Exercise instructions: Set out each line from the following listing that includes the word "color".

Records for this exercise:
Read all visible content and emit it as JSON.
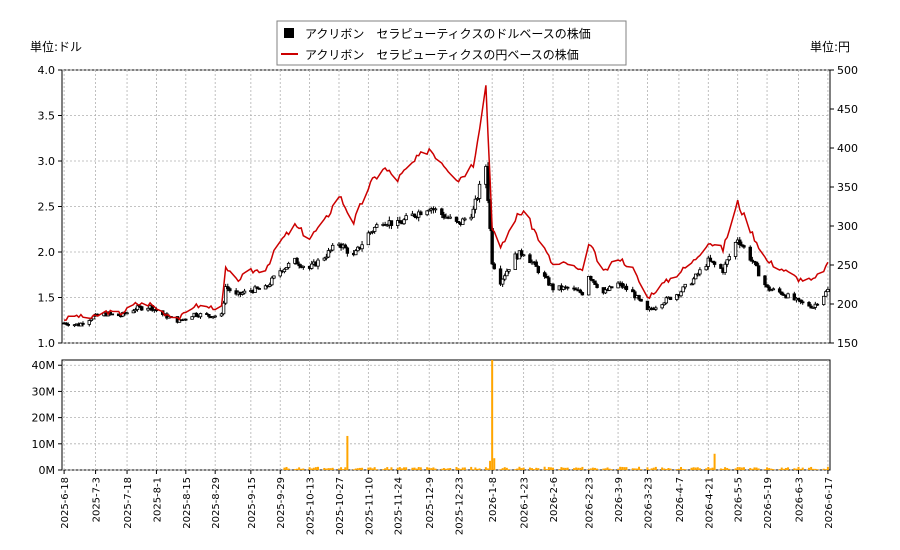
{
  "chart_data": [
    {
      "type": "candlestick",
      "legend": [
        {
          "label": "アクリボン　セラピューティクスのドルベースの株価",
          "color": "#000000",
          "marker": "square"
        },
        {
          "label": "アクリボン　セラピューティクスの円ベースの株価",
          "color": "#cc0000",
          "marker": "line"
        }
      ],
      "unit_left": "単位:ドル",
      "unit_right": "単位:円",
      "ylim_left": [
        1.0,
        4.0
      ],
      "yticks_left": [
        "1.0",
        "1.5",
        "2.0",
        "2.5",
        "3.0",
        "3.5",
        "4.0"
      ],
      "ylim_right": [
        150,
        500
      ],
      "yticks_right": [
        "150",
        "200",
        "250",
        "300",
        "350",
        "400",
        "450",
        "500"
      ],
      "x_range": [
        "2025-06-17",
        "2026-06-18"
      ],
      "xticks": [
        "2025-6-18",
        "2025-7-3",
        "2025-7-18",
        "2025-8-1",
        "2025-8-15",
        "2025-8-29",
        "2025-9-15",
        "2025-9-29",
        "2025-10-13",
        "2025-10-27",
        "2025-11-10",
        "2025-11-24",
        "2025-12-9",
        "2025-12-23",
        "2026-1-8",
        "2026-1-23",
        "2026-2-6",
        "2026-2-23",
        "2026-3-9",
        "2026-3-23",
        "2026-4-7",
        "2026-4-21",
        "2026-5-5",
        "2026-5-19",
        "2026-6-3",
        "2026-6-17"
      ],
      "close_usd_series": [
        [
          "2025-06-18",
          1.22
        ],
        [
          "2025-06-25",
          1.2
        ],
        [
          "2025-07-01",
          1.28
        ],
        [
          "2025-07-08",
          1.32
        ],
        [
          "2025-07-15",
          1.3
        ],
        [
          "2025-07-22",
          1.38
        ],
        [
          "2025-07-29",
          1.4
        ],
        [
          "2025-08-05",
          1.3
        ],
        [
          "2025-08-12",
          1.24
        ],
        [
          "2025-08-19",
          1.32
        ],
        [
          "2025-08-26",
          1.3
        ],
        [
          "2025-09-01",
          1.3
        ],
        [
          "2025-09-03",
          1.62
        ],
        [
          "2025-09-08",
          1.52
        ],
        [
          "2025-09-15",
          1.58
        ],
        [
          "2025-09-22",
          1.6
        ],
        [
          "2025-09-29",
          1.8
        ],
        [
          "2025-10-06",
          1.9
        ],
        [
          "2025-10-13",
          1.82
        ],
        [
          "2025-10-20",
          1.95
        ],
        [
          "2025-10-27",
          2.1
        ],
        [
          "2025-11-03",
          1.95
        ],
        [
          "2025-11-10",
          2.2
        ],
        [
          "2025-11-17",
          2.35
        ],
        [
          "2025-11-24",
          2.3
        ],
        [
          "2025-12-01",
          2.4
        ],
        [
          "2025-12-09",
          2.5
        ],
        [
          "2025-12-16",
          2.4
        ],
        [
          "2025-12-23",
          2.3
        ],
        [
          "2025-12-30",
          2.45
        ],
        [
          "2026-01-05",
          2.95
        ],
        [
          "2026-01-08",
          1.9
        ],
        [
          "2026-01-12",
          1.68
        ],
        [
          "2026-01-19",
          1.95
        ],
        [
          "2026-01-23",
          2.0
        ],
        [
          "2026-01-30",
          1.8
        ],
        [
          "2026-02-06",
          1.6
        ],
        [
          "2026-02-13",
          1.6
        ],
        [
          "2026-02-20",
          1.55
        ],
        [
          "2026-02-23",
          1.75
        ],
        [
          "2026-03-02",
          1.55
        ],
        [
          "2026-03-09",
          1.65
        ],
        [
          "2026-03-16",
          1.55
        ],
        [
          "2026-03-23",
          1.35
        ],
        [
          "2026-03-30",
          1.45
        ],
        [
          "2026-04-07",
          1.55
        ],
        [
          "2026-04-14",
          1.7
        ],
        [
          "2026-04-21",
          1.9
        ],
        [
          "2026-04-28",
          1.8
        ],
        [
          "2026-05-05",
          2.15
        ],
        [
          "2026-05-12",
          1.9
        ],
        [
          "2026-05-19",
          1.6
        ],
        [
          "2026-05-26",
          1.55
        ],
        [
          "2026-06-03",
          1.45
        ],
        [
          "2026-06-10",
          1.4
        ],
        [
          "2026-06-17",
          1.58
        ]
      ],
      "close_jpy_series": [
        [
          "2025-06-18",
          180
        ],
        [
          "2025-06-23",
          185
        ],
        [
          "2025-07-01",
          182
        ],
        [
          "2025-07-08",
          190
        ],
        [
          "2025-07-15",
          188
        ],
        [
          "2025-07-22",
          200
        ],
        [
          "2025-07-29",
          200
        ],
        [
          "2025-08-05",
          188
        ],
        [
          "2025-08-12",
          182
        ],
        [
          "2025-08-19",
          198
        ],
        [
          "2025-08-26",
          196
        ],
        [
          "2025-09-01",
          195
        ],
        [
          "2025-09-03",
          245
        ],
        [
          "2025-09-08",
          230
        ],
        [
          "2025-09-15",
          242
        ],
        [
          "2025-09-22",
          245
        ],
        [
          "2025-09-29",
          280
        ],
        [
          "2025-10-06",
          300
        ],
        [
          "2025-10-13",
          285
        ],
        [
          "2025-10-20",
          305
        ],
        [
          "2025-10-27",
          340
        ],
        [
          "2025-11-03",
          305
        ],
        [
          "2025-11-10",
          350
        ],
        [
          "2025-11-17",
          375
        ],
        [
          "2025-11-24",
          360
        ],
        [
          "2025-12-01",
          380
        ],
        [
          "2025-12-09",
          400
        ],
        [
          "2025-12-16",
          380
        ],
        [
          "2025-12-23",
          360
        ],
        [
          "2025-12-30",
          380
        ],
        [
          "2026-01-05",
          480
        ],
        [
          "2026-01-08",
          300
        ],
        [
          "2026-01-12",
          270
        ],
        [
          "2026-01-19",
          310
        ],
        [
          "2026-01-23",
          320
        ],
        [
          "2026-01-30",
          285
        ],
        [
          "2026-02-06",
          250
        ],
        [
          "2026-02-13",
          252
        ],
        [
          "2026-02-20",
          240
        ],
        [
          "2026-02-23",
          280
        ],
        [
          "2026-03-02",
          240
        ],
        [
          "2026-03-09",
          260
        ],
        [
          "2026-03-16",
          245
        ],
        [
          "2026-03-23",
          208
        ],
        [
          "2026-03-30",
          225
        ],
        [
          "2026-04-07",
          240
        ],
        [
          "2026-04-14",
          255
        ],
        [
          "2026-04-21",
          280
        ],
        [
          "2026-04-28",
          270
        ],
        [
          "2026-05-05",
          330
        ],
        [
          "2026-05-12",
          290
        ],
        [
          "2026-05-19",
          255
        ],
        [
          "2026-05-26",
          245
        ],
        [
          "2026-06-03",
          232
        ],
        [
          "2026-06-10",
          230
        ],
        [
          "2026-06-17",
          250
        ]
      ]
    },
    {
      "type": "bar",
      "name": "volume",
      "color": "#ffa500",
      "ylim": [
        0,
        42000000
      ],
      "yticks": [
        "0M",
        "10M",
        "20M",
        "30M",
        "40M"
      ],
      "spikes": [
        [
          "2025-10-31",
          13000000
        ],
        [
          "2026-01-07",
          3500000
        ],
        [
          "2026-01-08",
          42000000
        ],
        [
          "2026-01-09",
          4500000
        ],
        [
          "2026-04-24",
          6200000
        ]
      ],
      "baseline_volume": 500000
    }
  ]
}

Answer below:
          "color": "#000000",
          "color": "#cc0000",
      "color": "#ffa500",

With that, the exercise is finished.